● EXERCISE INSTRUCTIONS: Look over the lines below. Report each one that includes the string "this".
** Start of GIVEN ENTRIES **
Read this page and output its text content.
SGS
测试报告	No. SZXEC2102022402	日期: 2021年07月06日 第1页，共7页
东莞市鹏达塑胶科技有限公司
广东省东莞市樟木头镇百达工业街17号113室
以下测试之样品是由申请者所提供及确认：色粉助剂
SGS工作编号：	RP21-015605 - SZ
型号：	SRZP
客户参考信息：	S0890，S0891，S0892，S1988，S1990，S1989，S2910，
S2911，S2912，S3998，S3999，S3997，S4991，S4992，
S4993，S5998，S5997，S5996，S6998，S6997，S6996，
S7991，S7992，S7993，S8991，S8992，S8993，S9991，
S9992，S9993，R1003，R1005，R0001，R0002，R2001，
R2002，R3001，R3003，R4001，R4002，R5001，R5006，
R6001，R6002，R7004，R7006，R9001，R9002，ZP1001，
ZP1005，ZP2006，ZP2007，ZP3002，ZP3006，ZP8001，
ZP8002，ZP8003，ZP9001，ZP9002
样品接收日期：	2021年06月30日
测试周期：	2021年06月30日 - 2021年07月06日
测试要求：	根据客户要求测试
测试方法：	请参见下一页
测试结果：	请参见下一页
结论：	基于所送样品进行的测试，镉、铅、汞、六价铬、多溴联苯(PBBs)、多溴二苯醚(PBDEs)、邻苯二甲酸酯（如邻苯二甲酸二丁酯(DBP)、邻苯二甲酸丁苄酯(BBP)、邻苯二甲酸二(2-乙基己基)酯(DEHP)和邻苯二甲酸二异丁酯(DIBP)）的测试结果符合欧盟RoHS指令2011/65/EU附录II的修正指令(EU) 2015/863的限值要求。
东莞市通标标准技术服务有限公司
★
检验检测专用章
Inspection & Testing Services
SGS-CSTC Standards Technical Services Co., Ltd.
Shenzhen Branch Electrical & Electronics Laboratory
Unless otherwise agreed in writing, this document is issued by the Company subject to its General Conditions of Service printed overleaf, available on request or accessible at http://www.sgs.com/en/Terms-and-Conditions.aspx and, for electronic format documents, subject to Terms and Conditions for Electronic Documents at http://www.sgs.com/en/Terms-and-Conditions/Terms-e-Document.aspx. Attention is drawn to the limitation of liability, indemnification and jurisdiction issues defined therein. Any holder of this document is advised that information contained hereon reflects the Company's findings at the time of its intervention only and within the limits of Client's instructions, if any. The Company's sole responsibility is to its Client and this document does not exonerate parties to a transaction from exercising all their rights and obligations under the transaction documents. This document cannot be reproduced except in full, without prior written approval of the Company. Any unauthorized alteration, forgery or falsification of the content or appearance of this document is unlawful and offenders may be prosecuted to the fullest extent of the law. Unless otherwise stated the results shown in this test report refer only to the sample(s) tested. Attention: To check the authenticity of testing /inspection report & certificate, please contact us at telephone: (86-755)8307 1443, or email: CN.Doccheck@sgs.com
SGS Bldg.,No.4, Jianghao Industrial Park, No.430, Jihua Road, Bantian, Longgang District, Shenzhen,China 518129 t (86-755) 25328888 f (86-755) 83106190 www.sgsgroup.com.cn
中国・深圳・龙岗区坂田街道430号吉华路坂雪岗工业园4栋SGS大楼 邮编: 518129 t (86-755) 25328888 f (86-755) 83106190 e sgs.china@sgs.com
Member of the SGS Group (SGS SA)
** End of GIVEN ENTRIES **
● REPLY TO THE EXERCISE:
Read this page and output its text content.
Unless otherwise agreed in writing, this document is issued by the Company subject to its General Conditions of Service printed overleaf, available on request or accessible at http://www.sgs.com/en/Terms-and-Conditions.aspx and, for electronic format documents, subject to Terms and Conditions for Electronic Documents at http://www.sgs.com/en/Terms-and-Conditions/Terms-e-Document.aspx. Attention is drawn to the limitation of liability, indemnification and jurisdiction issues defined therein. Any holder of this document is advised that information contained hereon reflects the Company's findings at the time of its intervention only and within the limits of Client's instructions, if any. The Company's sole responsibility is to its Client and this document does not exonerate parties to a transaction from exercising all their rights and obligations under the transaction documents. This document cannot be reproduced except in full, without prior written approval of the Company. Any unauthorized alteration, forgery or falsification of the content or appearance of this document is unlawful and offenders may be prosecuted to the fullest extent of the law. Unless otherwise stated the results shown in this test report refer only to the sample(s) tested. Attention: To check the authenticity of testing /inspection report & certificate, please contact us at telephone: (86-755)8307 1443, or email: CN.Doccheck@sgs.com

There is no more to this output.